(Dataset rows)
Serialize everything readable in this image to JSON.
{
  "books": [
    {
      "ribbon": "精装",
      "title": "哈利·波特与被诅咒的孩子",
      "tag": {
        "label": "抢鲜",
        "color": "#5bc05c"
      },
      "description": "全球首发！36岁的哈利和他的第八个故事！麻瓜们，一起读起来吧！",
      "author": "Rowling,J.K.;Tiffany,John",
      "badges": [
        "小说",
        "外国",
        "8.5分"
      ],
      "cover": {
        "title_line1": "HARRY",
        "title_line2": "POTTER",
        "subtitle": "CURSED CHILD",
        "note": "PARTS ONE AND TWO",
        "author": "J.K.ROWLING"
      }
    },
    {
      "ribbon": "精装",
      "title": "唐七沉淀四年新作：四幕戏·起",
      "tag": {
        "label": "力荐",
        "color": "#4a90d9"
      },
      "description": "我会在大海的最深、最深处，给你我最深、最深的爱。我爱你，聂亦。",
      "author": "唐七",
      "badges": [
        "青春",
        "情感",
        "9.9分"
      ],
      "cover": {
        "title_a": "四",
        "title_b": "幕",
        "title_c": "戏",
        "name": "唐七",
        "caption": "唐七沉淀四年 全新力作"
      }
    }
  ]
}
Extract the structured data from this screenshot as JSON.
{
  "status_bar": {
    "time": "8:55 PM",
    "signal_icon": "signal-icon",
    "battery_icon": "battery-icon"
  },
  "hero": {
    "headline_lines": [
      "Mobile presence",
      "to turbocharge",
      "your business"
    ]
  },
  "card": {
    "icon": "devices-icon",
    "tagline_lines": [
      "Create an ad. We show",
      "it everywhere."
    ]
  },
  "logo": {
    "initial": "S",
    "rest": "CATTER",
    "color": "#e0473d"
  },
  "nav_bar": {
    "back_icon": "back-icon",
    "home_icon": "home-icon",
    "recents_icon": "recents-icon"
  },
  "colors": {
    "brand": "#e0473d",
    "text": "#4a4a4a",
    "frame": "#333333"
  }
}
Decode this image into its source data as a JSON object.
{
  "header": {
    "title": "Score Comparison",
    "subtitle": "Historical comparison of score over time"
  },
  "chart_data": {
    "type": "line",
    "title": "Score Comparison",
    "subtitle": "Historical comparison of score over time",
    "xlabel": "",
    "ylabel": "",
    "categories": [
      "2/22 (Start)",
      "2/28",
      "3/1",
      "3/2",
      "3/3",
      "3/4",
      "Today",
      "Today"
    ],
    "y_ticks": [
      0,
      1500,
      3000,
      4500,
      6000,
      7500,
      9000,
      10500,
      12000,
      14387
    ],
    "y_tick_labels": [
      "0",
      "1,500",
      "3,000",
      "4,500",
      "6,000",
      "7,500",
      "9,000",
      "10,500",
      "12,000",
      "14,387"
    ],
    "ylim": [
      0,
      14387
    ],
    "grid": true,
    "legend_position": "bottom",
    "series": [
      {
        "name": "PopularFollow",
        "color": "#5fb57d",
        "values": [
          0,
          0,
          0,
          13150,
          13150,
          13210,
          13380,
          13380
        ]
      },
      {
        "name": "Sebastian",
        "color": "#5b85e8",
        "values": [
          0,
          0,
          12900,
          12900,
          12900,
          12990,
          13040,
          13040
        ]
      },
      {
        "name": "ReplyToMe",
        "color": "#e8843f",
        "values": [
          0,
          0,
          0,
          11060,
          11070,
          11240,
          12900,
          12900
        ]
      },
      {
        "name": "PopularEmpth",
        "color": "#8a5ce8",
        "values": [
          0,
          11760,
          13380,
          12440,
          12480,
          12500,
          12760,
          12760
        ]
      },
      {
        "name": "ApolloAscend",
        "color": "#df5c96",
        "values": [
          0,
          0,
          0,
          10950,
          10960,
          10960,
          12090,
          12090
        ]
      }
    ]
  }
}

## AIM OF THE TASK
Identify every line above with the string "author" in it. Copy those lines.

## RESULT BELOW
      "author": "Rowling,J.K.;Tiffany,John",
        "author": "J.K.ROWLING"
      "author": "唐七",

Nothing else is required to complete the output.